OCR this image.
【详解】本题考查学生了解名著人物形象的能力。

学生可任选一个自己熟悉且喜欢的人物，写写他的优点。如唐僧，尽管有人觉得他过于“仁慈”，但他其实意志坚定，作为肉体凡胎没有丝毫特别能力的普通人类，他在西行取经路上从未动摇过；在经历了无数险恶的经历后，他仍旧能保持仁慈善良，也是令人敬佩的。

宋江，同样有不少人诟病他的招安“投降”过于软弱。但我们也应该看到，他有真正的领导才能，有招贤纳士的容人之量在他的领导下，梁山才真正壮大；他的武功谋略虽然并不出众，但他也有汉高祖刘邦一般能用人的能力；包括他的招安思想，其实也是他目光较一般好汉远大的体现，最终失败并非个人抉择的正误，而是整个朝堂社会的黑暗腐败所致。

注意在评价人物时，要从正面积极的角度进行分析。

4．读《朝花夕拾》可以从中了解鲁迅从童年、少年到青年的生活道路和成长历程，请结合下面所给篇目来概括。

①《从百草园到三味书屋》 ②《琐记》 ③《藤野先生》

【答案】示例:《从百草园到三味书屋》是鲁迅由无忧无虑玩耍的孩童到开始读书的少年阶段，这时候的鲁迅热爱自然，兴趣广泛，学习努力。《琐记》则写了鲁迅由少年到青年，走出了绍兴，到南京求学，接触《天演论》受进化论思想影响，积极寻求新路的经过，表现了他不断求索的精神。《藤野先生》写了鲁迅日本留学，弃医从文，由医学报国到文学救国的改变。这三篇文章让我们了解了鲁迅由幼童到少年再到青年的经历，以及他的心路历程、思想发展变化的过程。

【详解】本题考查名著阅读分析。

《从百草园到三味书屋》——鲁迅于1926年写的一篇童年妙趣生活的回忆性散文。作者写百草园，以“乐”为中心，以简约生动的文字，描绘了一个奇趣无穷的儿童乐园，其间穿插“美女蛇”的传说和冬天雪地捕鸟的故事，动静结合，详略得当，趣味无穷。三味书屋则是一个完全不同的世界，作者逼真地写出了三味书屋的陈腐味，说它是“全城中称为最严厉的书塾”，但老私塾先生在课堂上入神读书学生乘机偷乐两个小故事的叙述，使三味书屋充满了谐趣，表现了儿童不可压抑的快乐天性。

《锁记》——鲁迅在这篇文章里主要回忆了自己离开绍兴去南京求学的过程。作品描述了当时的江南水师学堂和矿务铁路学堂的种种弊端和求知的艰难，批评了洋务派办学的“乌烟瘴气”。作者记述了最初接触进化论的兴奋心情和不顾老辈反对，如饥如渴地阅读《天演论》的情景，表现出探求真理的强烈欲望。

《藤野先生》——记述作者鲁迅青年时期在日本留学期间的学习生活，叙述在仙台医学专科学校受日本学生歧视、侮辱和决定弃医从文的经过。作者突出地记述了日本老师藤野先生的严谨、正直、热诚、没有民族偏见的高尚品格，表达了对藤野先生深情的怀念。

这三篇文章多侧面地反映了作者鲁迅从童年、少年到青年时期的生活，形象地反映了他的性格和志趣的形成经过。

☆ ☆ ☆

Return the lines above exactly, keeping every word.

OCR this image.
【详解】本题考查学生了解名著人物形象的能力。

学生可任选一个自己熟悉且喜欢的人物，写写他的优点。如唐僧，尽管有人觉得他过于“仁慈”，但他其实意志坚定，作为肉体凡胎没有丝毫特别能力的普通人类，他在西行取经路上从未动摇过；在经历了无数险恶的经历后，他仍旧能保持仁慈善良，也是令人敬佩的。

宋江，同样有不少人诟病他的招安“投降”过于软弱。但我们也应该看到，他有真正的领导才能，有招贤纳士的容人之量在他的领导下，梁山才真正壮大；他的武功谋略虽然并不出众，但他也有汉高祖刘邦一般能用人的能力；包括他的招安思想，其实也是他目光较一般好汉远大的体现，最终失败并非个人抉择的正误，而是整个朝堂社会的黑暗腐败所致。

注意在评价人物时，要从正面积极的角度进行分析。

4．读《朝花夕拾》可以从中了解鲁迅从童年、少年到青年的生活道路和成长历程，请结合下面所给篇目来概括。

①《从百草园到三味书屋》 ②《琐记》 ③《藤野先生》

【答案】示例:《从百草园到三味书屋》是鲁迅由无忧无虑玩耍的孩童到开始读书的少年阶段，这时候的鲁迅热爱自然，兴趣广泛，学习努力。《琐记》则写了鲁迅由少年到青年，走出了绍兴，到南京求学，接触《天演论》受进化论思想影响，积极寻求新路的经过，表现了他不断求索的精神。《藤野先生》写了鲁迅日本留学，弃医从文，由医学报国到文学救国的改变。这三篇文章让我们了解了鲁迅由幼童到少年再到青年的经历，以及他的心路历程、思想发展变化的过程。

【详解】本题考查名著阅读分析。

《从百草园到三味书屋》——鲁迅于1926年写的一篇童年妙趣生活的回忆性散文。作者写百草园，以“乐”为中心，以简约生动的文字，描绘了一个奇趣无穷的儿童乐园，其间穿插“美女蛇”的传说和冬天雪地捕鸟的故事，动静结合，详略得当，趣味无穷。三味书屋则是一个完全不同的世界，作者逼真地写出了三味书屋的陈腐味，说它是“全城中称为最严厉的书塾”，但老私塾先生在课堂上入神读书学生乘机偷乐两个小故事的叙述，使三味书屋充满了谐趣，表现了儿童不可压抑的快乐天性。

《锁记》——鲁迅在这篇文章里主要回忆了自己离开绍兴去南京求学的过程。作品描述了当时的江南水师学堂和矿务铁路学堂的种种弊端和求知的艰难，批评了洋务派办学的“乌烟瘴气”。作者记述了最初接触进化论的兴奋心情和不顾老辈反对，如饥如渴地阅读《天演论》的情景，表现出探求真理的强烈欲望。

《藤野先生》——记述作者鲁迅青年时期在日本留学期间的学习生活，叙述在仙台医学专科学校受日本学生歧视、侮辱和决定弃医从文的经过。作者突出地记述了日本老师藤野先生的严谨、正直、热诚、没有民族偏见的高尚品格，表达了对藤野先生深情的怀念。

这三篇文章多侧面地反映了作者鲁迅从童年、少年到青年时期的生活，形象地反映了他的性格和志趣的形成经过。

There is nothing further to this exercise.